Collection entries
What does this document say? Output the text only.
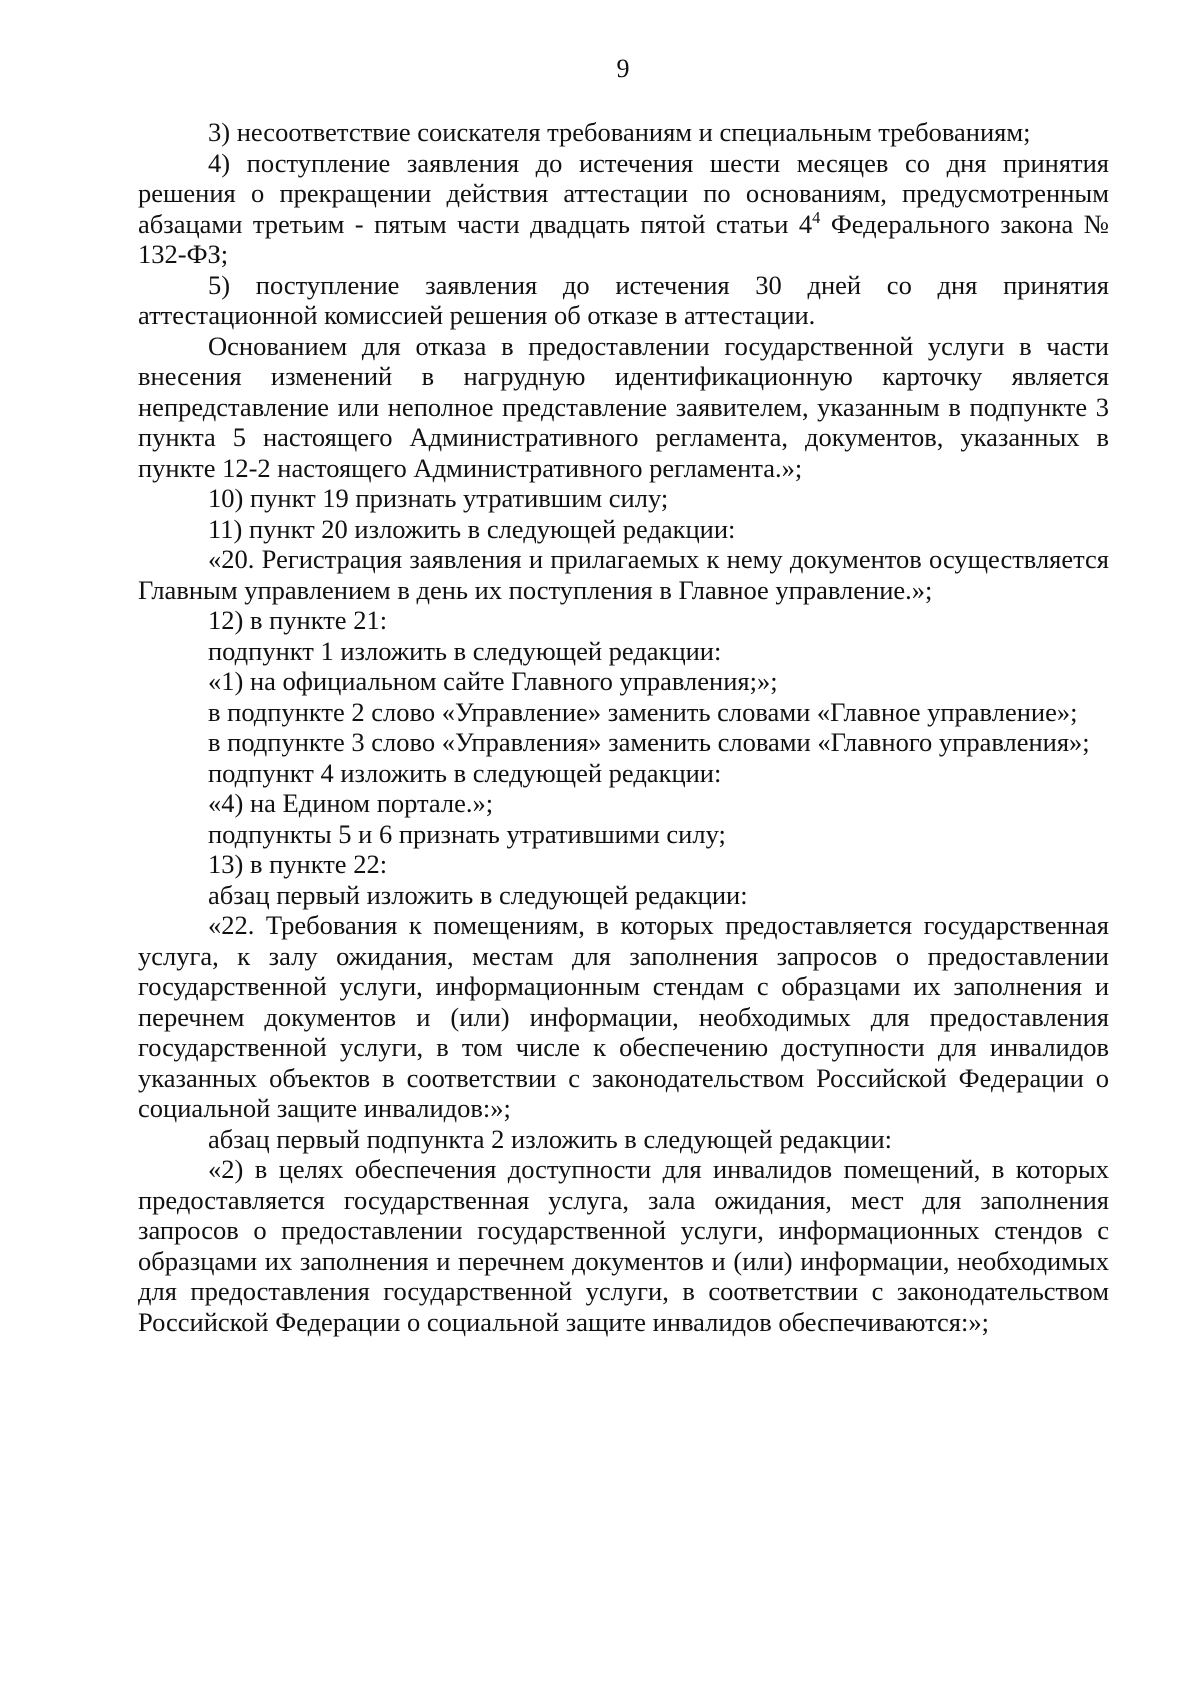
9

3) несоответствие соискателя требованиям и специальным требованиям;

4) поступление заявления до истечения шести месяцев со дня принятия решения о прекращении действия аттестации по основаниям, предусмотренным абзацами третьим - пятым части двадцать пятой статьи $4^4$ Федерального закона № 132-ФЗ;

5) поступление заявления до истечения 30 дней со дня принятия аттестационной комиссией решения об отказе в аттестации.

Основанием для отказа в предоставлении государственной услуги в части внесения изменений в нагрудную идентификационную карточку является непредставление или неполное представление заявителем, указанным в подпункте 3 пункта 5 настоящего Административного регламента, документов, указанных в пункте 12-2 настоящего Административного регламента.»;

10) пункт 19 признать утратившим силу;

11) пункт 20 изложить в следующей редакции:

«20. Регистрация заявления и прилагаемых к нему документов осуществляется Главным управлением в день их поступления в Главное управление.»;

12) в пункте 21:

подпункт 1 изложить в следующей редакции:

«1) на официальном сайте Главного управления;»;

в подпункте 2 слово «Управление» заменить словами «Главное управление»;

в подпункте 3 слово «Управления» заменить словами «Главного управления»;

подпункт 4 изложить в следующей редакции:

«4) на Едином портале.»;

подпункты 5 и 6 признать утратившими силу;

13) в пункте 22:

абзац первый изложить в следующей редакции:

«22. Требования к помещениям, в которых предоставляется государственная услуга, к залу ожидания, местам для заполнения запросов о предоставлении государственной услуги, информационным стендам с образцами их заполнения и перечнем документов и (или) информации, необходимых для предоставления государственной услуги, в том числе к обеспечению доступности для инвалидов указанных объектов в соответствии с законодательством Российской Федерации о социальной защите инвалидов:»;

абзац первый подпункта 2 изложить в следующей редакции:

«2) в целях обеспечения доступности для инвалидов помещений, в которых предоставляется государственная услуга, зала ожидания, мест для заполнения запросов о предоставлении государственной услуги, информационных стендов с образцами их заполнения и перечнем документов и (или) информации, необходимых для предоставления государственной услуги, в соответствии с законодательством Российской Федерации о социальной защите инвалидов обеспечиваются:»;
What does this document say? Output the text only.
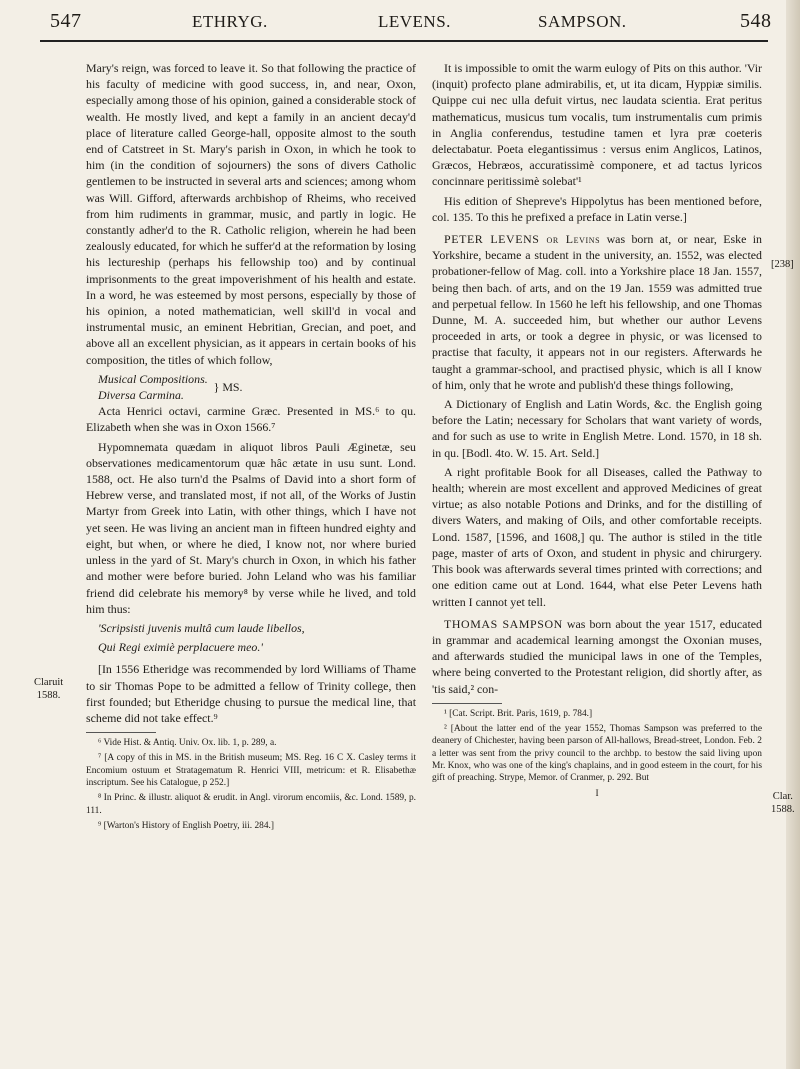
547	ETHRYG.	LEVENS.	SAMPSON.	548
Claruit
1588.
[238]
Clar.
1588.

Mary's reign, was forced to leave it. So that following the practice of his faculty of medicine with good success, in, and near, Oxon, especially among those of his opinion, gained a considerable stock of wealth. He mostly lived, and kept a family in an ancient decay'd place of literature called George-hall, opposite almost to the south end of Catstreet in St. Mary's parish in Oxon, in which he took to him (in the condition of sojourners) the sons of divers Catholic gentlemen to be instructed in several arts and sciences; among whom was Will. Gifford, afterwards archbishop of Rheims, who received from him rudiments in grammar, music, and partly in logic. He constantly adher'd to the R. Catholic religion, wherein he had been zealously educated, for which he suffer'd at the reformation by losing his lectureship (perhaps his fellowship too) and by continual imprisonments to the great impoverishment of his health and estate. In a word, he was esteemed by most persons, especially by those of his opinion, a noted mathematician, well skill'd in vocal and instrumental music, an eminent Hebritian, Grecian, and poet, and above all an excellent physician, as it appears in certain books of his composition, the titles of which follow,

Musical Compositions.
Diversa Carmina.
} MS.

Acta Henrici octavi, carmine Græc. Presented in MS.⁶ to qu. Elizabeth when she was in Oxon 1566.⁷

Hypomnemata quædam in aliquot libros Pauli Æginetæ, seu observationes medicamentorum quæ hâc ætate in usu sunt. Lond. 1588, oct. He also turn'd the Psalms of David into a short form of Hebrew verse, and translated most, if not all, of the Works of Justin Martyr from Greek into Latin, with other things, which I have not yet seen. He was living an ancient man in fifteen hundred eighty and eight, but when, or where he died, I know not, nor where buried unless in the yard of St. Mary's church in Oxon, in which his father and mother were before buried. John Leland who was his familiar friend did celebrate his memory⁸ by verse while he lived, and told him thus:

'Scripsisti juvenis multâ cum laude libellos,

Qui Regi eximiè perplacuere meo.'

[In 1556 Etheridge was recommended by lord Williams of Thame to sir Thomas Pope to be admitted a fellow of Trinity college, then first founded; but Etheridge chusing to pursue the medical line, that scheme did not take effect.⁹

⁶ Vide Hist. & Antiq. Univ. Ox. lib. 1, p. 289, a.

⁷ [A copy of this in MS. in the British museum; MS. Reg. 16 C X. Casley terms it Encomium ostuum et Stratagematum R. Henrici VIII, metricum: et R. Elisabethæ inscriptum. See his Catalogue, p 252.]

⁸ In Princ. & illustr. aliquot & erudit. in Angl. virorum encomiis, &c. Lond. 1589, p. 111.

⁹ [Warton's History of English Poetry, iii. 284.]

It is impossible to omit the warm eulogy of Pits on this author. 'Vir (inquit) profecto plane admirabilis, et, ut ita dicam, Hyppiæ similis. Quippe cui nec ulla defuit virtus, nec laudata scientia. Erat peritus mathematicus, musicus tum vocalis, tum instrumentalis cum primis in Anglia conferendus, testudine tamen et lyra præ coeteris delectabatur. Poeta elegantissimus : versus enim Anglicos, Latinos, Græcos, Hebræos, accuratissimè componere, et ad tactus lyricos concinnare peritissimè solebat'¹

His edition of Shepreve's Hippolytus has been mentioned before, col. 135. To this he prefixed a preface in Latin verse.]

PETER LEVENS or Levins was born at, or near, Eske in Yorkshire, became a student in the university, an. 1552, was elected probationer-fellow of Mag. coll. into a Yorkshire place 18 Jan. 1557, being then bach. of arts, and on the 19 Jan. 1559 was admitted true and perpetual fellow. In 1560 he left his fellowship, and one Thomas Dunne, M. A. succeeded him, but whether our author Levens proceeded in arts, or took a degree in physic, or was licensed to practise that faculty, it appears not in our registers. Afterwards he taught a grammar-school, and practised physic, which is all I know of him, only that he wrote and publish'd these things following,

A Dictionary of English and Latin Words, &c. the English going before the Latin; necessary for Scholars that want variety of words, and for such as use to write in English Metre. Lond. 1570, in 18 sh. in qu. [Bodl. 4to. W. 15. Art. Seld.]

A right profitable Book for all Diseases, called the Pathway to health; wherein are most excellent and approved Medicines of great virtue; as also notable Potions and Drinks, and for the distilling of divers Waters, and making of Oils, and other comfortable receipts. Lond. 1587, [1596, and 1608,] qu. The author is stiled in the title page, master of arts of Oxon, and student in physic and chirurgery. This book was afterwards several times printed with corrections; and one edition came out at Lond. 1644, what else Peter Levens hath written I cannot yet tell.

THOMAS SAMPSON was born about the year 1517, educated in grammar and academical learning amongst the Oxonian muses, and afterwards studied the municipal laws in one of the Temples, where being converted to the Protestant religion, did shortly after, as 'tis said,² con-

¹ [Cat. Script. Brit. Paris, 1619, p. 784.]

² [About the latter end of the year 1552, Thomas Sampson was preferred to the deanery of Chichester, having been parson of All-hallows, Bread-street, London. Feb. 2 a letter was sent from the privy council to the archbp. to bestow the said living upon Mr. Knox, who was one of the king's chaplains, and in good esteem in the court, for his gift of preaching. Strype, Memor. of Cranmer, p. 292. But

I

- What is asked: All entries must be written out again exactly as given, with no pictures in the copy.

- Full solution:
What does this document say? Output the text only.
9

3) несоответствие соискателя требованиям и специальным требованиям;

4) поступление заявления до истечения шести месяцев со дня принятия решения о прекращении действия аттестации по основаниям, предусмотренным абзацами третьим - пятым части двадцать пятой статьи $4^4$ Федерального закона № 132-ФЗ;

5) поступление заявления до истечения 30 дней со дня принятия аттестационной комиссией решения об отказе в аттестации.

Основанием для отказа в предоставлении государственной услуги в части внесения изменений в нагрудную идентификационную карточку является непредставление или неполное представление заявителем, указанным в подпункте 3 пункта 5 настоящего Административного регламента, документов, указанных в пункте 12-2 настоящего Административного регламента.»;

10) пункт 19 признать утратившим силу;

11) пункт 20 изложить в следующей редакции:

«20. Регистрация заявления и прилагаемых к нему документов осуществляется Главным управлением в день их поступления в Главное управление.»;

12) в пункте 21:

подпункт 1 изложить в следующей редакции:

«1) на официальном сайте Главного управления;»;

в подпункте 2 слово «Управление» заменить словами «Главное управление»;

в подпункте 3 слово «Управления» заменить словами «Главного управления»;

подпункт 4 изложить в следующей редакции:

«4) на Едином портале.»;

подпункты 5 и 6 признать утратившими силу;

13) в пункте 22:

абзац первый изложить в следующей редакции:

«22. Требования к помещениям, в которых предоставляется государственная услуга, к залу ожидания, местам для заполнения запросов о предоставлении государственной услуги, информационным стендам с образцами их заполнения и перечнем документов и (или) информации, необходимых для предоставления государственной услуги, в том числе к обеспечению доступности для инвалидов указанных объектов в соответствии с законодательством Российской Федерации о социальной защите инвалидов:»;

абзац первый подпункта 2 изложить в следующей редакции:

«2) в целях обеспечения доступности для инвалидов помещений, в которых предоставляется государственная услуга, зала ожидания, мест для заполнения запросов о предоставлении государственной услуги, информационных стендов с образцами их заполнения и перечнем документов и (или) информации, необходимых для предоставления государственной услуги, в соответствии с законодательством Российской Федерации о социальной защите инвалидов обеспечиваются:»;
What does this document say? Output the text only.
547	ETHRYG.	LEVENS.	SAMPSON.	548
Claruit
1588.
[238]
Clar.
1588.

Mary's reign, was forced to leave it. So that following the practice of his faculty of medicine with good success, in, and near, Oxon, especially among those of his opinion, gained a considerable stock of wealth. He mostly lived, and kept a family in an ancient decay'd place of literature called George-hall, opposite almost to the south end of Catstreet in St. Mary's parish in Oxon, in which he took to him (in the condition of sojourners) the sons of divers Catholic gentlemen to be instructed in several arts and sciences; among whom was Will. Gifford, afterwards archbishop of Rheims, who received from him rudiments in grammar, music, and partly in logic. He constantly adher'd to the R. Catholic religion, wherein he had been zealously educated, for which he suffer'd at the reformation by losing his lectureship (perhaps his fellowship too) and by continual imprisonments to the great impoverishment of his health and estate. In a word, he was esteemed by most persons, especially by those of his opinion, a noted mathematician, well skill'd in vocal and instrumental music, an eminent Hebritian, Grecian, and poet, and above all an excellent physician, as it appears in certain books of his composition, the titles of which follow,

Musical Compositions.
Diversa Carmina.
} MS.

Acta Henrici octavi, carmine Græc. Presented in MS.⁶ to qu. Elizabeth when she was in Oxon 1566.⁷

Hypomnemata quædam in aliquot libros Pauli Æginetæ, seu observationes medicamentorum quæ hâc ætate in usu sunt. Lond. 1588, oct. He also turn'd the Psalms of David into a short form of Hebrew verse, and translated most, if not all, of the Works of Justin Martyr from Greek into Latin, with other things, which I have not yet seen. He was living an ancient man in fifteen hundred eighty and eight, but when, or where he died, I know not, nor where buried unless in the yard of St. Mary's church in Oxon, in which his father and mother were before buried. John Leland who was his familiar friend did celebrate his memory⁸ by verse while he lived, and told him thus:

'Scripsisti juvenis multâ cum laude libellos,

Qui Regi eximiè perplacuere meo.'

[In 1556 Etheridge was recommended by lord Williams of Thame to sir Thomas Pope to be admitted a fellow of Trinity college, then first founded; but Etheridge chusing to pursue the medical line, that scheme did not take effect.⁹

⁶ Vide Hist. & Antiq. Univ. Ox. lib. 1, p. 289, a.

⁷ [A copy of this in MS. in the British museum; MS. Reg. 16 C X. Casley terms it Encomium ostuum et Stratagematum R. Henrici VIII, metricum: et R. Elisabethæ inscriptum. See his Catalogue, p 252.]

⁸ In Princ. & illustr. aliquot & erudit. in Angl. virorum encomiis, &c. Lond. 1589, p. 111.

⁹ [Warton's History of English Poetry, iii. 284.]

It is impossible to omit the warm eulogy of Pits on this author. 'Vir (inquit) profecto plane admirabilis, et, ut ita dicam, Hyppiæ similis. Quippe cui nec ulla defuit virtus, nec laudata scientia. Erat peritus mathematicus, musicus tum vocalis, tum instrumentalis cum primis in Anglia conferendus, testudine tamen et lyra præ coeteris delectabatur. Poeta elegantissimus : versus enim Anglicos, Latinos, Græcos, Hebræos, accuratissimè componere, et ad tactus lyricos concinnare peritissimè solebat'¹

His edition of Shepreve's Hippolytus has been mentioned before, col. 135. To this he prefixed a preface in Latin verse.]

PETER LEVENS or Levins was born at, or near, Eske in Yorkshire, became a student in the university, an. 1552, was elected probationer-fellow of Mag. coll. into a Yorkshire place 18 Jan. 1557, being then bach. of arts, and on the 19 Jan. 1559 was admitted true and perpetual fellow. In 1560 he left his fellowship, and one Thomas Dunne, M. A. succeeded him, but whether our author Levens proceeded in arts, or took a degree in physic, or was licensed to practise that faculty, it appears not in our registers. Afterwards he taught a grammar-school, and practised physic, which is all I know of him, only that he wrote and publish'd these things following,

A Dictionary of English and Latin Words, &c. the English going before the Latin; necessary for Scholars that want variety of words, and for such as use to write in English Metre. Lond. 1570, in 18 sh. in qu. [Bodl. 4to. W. 15. Art. Seld.]

A right profitable Book for all Diseases, called the Pathway to health; wherein are most excellent and approved Medicines of great virtue; as also notable Potions and Drinks, and for the distilling of divers Waters, and making of Oils, and other comfortable receipts. Lond. 1587, [1596, and 1608,] qu. The author is stiled in the title page, master of arts of Oxon, and student in physic and chirurgery. This book was afterwards several times printed with corrections; and one edition came out at Lond. 1644, what else Peter Levens hath written I cannot yet tell.

THOMAS SAMPSON was born about the year 1517, educated in grammar and academical learning amongst the Oxonian muses, and afterwards studied the municipal laws in one of the Temples, where being converted to the Protestant religion, did shortly after, as 'tis said,² con-

¹ [Cat. Script. Brit. Paris, 1619, p. 784.]

² [About the latter end of the year 1552, Thomas Sampson was preferred to the deanery of Chichester, having been parson of All-hallows, Bread-street, London. Feb. 2 a letter was sent from the privy council to the archbp. to bestow the said living upon Mr. Knox, who was one of the king's chaplains, and in good esteem in the court, for his gift of preaching. Strype, Memor. of Cranmer, p. 292. But

I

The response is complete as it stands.